EXERCISE PROMPT: Pick out every line that holds the string "карандашей" and copy it.

Dataset items:
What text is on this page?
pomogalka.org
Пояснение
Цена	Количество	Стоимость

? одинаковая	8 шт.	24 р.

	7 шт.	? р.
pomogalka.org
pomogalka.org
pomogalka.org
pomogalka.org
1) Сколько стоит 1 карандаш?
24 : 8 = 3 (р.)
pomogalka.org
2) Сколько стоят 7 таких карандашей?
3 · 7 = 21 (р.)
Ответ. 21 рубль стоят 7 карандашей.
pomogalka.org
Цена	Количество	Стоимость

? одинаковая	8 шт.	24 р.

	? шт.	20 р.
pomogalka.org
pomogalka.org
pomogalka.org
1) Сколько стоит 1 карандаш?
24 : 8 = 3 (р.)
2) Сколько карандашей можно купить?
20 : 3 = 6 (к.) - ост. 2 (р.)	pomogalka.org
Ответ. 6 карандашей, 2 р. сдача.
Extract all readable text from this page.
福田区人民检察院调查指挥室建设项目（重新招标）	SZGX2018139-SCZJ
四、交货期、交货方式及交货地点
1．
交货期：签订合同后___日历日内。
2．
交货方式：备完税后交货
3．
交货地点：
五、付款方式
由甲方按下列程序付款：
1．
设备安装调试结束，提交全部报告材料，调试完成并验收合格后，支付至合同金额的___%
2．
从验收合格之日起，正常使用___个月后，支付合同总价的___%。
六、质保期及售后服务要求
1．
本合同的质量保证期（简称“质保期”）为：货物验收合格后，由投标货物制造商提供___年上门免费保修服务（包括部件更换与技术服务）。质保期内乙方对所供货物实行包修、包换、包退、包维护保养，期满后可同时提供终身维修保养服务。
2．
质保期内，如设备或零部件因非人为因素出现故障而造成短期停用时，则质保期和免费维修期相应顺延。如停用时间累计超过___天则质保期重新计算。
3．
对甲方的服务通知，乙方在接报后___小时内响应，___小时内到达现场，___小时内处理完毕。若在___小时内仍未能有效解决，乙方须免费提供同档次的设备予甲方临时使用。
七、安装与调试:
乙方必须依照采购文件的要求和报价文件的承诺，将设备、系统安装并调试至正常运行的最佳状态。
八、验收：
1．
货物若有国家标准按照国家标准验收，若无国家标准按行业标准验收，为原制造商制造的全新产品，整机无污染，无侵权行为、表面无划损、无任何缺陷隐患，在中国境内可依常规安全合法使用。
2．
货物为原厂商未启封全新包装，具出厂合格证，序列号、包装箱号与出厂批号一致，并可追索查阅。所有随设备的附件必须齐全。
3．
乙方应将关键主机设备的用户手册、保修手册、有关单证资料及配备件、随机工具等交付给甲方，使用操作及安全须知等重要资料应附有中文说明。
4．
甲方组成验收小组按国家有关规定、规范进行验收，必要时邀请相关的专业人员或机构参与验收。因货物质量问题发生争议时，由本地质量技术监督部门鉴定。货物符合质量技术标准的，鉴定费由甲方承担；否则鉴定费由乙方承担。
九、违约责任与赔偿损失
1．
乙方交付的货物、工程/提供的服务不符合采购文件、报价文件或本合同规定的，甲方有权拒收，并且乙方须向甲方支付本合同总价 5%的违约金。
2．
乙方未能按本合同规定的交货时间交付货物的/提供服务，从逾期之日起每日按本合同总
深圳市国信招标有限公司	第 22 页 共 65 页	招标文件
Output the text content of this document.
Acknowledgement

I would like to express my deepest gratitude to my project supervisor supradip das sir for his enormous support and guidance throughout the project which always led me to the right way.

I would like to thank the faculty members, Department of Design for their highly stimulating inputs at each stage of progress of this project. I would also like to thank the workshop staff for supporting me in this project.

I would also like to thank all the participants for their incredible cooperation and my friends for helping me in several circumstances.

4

TASK RESULT:
2) Сколько стоят 7 таких карандашей?
Ответ. 21 рубль стоят 7 карандашей.
2) Сколько карандашей можно купить?
Ответ. 6 карандашей, 2 р. сдача.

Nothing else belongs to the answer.